- [WHAT TO DO]: State how many lines include "from", giving the number by itself.

____________

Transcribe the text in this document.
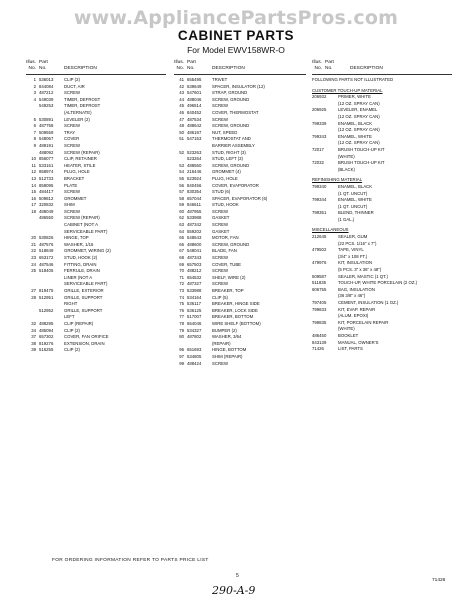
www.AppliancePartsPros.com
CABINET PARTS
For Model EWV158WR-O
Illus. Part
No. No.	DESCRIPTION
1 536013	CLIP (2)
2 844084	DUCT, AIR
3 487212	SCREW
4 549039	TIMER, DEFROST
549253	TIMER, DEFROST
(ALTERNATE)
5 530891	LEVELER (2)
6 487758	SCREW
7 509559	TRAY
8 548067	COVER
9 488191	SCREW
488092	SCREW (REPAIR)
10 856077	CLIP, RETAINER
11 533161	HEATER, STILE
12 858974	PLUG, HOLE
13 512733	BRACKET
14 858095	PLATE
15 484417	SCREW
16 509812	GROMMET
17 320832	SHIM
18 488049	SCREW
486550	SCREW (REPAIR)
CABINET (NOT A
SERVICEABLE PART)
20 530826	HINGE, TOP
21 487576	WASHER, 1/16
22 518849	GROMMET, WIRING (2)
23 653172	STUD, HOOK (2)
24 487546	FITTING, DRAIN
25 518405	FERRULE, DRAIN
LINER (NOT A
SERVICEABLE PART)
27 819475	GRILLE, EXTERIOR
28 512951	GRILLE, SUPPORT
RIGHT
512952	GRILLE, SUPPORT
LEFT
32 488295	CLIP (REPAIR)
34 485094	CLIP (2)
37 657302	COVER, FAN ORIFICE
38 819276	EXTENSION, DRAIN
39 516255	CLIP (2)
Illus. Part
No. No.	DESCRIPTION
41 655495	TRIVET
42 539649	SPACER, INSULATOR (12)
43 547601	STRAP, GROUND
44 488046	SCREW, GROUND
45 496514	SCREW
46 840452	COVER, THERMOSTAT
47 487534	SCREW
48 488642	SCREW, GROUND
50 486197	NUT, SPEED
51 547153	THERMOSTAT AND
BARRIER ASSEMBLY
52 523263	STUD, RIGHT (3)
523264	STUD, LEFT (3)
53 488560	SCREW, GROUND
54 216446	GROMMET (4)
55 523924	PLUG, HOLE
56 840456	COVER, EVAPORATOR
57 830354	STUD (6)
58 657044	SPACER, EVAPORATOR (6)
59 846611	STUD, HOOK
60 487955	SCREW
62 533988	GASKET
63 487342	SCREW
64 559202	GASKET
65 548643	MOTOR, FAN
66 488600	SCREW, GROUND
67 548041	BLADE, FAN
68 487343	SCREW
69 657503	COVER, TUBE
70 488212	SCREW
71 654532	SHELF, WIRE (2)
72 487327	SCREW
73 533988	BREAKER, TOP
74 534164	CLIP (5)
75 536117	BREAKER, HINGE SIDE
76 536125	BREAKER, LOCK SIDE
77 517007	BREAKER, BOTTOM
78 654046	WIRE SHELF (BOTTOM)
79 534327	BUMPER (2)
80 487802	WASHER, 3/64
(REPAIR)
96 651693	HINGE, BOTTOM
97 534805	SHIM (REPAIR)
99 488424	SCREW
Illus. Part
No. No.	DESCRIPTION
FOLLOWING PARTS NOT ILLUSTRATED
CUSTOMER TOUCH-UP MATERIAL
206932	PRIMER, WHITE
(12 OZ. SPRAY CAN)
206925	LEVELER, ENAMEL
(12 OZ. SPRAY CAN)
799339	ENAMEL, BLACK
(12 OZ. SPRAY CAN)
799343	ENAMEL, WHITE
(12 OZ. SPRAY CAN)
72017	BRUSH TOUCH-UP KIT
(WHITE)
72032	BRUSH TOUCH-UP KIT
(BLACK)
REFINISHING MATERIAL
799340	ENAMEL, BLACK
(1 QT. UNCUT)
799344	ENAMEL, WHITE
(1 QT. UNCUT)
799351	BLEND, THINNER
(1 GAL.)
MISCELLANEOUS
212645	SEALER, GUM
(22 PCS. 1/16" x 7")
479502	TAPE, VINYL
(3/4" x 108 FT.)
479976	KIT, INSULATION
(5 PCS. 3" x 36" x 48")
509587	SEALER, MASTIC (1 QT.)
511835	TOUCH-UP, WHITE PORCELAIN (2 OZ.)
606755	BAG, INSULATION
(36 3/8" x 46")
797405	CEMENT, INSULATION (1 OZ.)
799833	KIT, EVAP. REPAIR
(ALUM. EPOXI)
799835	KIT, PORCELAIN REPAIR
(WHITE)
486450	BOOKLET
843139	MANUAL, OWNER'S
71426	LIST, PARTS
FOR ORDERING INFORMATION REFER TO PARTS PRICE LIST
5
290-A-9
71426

____________

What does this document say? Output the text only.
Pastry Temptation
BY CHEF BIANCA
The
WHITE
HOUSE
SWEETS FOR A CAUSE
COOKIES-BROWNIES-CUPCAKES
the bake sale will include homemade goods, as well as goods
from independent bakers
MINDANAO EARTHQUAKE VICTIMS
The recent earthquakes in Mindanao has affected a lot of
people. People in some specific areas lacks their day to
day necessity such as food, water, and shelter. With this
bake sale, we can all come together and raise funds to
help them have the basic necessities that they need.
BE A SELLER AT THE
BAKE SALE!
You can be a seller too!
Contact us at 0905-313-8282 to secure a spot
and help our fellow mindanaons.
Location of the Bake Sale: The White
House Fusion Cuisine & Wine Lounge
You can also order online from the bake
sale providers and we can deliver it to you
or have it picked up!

____________

- [SOLUTION]: 2